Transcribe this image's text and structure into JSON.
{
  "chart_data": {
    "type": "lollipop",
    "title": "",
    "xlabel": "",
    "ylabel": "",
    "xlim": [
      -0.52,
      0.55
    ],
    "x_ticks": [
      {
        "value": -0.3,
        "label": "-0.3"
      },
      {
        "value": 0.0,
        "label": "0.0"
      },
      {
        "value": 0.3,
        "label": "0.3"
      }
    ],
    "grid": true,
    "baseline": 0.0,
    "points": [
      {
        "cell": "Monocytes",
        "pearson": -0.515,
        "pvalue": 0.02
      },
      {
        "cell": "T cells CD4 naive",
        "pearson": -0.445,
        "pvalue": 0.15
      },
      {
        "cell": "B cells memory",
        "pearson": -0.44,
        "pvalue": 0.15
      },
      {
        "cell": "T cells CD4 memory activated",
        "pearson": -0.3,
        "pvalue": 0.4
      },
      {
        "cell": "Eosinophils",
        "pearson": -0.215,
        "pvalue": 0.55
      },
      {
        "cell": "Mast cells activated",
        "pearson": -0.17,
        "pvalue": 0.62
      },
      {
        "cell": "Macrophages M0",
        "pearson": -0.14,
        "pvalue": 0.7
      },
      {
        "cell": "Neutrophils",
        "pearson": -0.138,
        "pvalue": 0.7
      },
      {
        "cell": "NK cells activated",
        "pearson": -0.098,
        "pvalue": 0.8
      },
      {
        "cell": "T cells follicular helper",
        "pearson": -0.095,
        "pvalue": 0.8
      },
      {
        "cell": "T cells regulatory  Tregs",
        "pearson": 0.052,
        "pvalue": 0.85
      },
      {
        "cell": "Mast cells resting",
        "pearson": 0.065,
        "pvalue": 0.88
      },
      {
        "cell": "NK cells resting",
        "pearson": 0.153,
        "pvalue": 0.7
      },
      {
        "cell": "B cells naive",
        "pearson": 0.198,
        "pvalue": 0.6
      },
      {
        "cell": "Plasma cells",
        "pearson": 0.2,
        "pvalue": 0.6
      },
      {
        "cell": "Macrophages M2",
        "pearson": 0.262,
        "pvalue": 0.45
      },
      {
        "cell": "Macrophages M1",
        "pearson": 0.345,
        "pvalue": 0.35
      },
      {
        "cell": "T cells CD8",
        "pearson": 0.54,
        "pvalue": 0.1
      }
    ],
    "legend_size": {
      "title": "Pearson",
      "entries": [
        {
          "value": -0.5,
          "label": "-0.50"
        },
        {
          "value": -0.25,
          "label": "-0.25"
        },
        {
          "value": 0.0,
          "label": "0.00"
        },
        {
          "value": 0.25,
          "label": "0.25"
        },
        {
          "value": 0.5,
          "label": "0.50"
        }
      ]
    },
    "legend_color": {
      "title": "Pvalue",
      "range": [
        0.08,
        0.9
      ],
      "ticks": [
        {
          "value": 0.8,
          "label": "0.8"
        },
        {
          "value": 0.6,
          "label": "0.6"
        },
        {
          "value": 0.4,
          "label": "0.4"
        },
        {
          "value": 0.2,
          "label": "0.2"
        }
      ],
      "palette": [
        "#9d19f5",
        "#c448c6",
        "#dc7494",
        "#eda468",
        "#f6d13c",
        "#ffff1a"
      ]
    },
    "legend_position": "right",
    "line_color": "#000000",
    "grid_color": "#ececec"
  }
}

§ Exercise aim:
The goal is a faithful transcription of every entry above.

§ Your response:
Transcribe this image's text and structure into JSON.
{
  "chart_data": {
    "type": "lollipop",
    "title": "",
    "xlabel": "",
    "ylabel": "",
    "xlim": [
      -0.52,
      0.55
    ],
    "x_ticks": [
      {
        "value": -0.3,
        "label": "-0.3"
      },
      {
        "value": 0.0,
        "label": "0.0"
      },
      {
        "value": 0.3,
        "label": "0.3"
      }
    ],
    "grid": true,
    "baseline": 0.0,
    "points": [
      {
        "cell": "Monocytes",
        "pearson": -0.515,
        "pvalue": 0.02
      },
      {
        "cell": "T cells CD4 naive",
        "pearson": -0.445,
        "pvalue": 0.15
      },
      {
        "cell": "B cells memory",
        "pearson": -0.44,
        "pvalue": 0.15
      },
      {
        "cell": "T cells CD4 memory activated",
        "pearson": -0.3,
        "pvalue": 0.4
      },
      {
        "cell": "Eosinophils",
        "pearson": -0.215,
        "pvalue": 0.55
      },
      {
        "cell": "Mast cells activated",
        "pearson": -0.17,
        "pvalue": 0.62
      },
      {
        "cell": "Macrophages M0",
        "pearson": -0.14,
        "pvalue": 0.7
      },
      {
        "cell": "Neutrophils",
        "pearson": -0.138,
        "pvalue": 0.7
      },
      {
        "cell": "NK cells activated",
        "pearson": -0.098,
        "pvalue": 0.8
      },
      {
        "cell": "T cells follicular helper",
        "pearson": -0.095,
        "pvalue": 0.8
      },
      {
        "cell": "T cells regulatory  Tregs",
        "pearson": 0.052,
        "pvalue": 0.85
      },
      {
        "cell": "Mast cells resting",
        "pearson": 0.065,
        "pvalue": 0.88
      },
      {
        "cell": "NK cells resting",
        "pearson": 0.153,
        "pvalue": 0.7
      },
      {
        "cell": "B cells naive",
        "pearson": 0.198,
        "pvalue": 0.6
      },
      {
        "cell": "Plasma cells",
        "pearson": 0.2,
        "pvalue": 0.6
      },
      {
        "cell": "Macrophages M2",
        "pearson": 0.262,
        "pvalue": 0.45
      },
      {
        "cell": "Macrophages M1",
        "pearson": 0.345,
        "pvalue": 0.35
      },
      {
        "cell": "T cells CD8",
        "pearson": 0.54,
        "pvalue": 0.1
      }
    ],
    "legend_size": {
      "title": "Pearson",
      "entries": [
        {
          "value": -0.5,
          "label": "-0.50"
        },
        {
          "value": -0.25,
          "label": "-0.25"
        },
        {
          "value": 0.0,
          "label": "0.00"
        },
        {
          "value": 0.25,
          "label": "0.25"
        },
        {
          "value": 0.5,
          "label": "0.50"
        }
      ]
    },
    "legend_color": {
      "title": "Pvalue",
      "range": [
        0.08,
        0.9
      ],
      "ticks": [
        {
          "value": 0.8,
          "label": "0.8"
        },
        {
          "value": 0.6,
          "label": "0.6"
        },
        {
          "value": 0.4,
          "label": "0.4"
        },
        {
          "value": 0.2,
          "label": "0.2"
        }
      ],
      "palette": [
        "#9d19f5",
        "#c448c6",
        "#dc7494",
        "#eda468",
        "#f6d13c",
        "#ffff1a"
      ]
    },
    "legend_position": "right",
    "line_color": "#000000",
    "grid_color": "#ececec"
  }
}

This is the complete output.